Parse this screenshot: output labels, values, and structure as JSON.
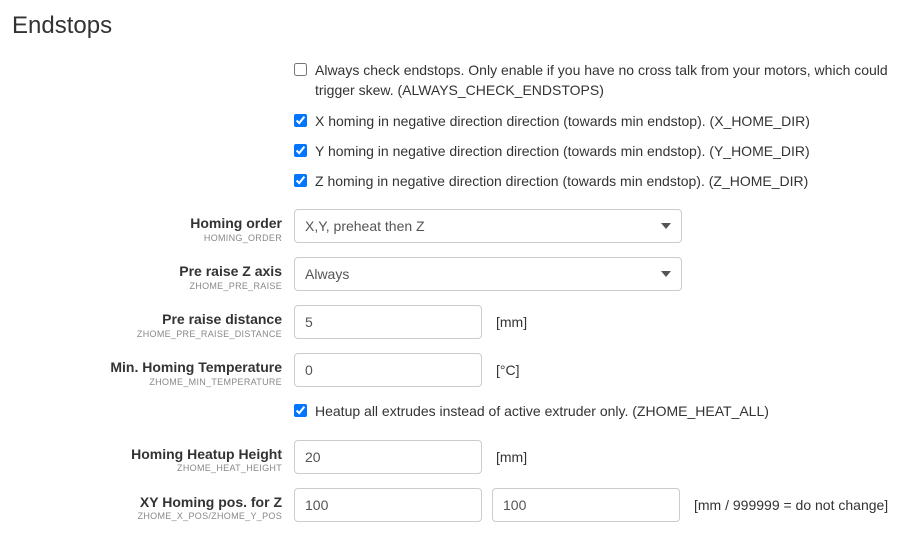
{
  "title": "Endstops",
  "checkboxes": {
    "always_check": {
      "label": "Always check endstops. Only enable if you have no cross talk from your motors, which could trigger skew. (ALWAYS_CHECK_ENDSTOPS)",
      "checked": false
    },
    "x_home_dir": {
      "label": "X homing in negative direction direction (towards min endstop). (X_HOME_DIR)",
      "checked": true
    },
    "y_home_dir": {
      "label": "Y homing in negative direction direction (towards min endstop). (Y_HOME_DIR)",
      "checked": true
    },
    "z_home_dir": {
      "label": "Z homing in negative direction direction (towards min endstop). (Z_HOME_DIR)",
      "checked": true
    },
    "heat_all": {
      "label": "Heatup all extrudes instead of active extruder only. (ZHOME_HEAT_ALL)",
      "checked": true
    }
  },
  "fields": {
    "homing_order": {
      "label": "Homing order",
      "sub": "HOMING_ORDER",
      "value": "X,Y, preheat then Z"
    },
    "pre_raise": {
      "label": "Pre raise Z axis",
      "sub": "ZHOME_PRE_RAISE",
      "value": "Always"
    },
    "pre_raise_distance": {
      "label": "Pre raise distance",
      "sub": "ZHOME_PRE_RAISE_DISTANCE",
      "value": "5",
      "unit": "[mm]"
    },
    "min_homing_temp": {
      "label": "Min. Homing Temperature",
      "sub": "ZHOME_MIN_TEMPERATURE",
      "value": "0",
      "unit": "[°C]"
    },
    "heatup_height": {
      "label": "Homing Heatup Height",
      "sub": "ZHOME_HEAT_HEIGHT",
      "value": "20",
      "unit": "[mm]"
    },
    "xy_pos_z": {
      "label": "XY Homing pos. for Z",
      "sub": "ZHOME_X_POS/ZHOME_Y_POS",
      "x": "100",
      "y": "100",
      "unit": "[mm / 999999 = do not change]"
    }
  }
}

--*--

Goal:
Check each line of the entries above, and show every one holding the word "towards".

Solution:
      "label": "X homing in negative direction direction (towards min endstop). (X_HOME_DIR)",
      "label": "Y homing in negative direction direction (towards min endstop). (Y_HOME_DIR)",
      "label": "Z homing in negative direction direction (towards min endstop). (Z_HOME_DIR)",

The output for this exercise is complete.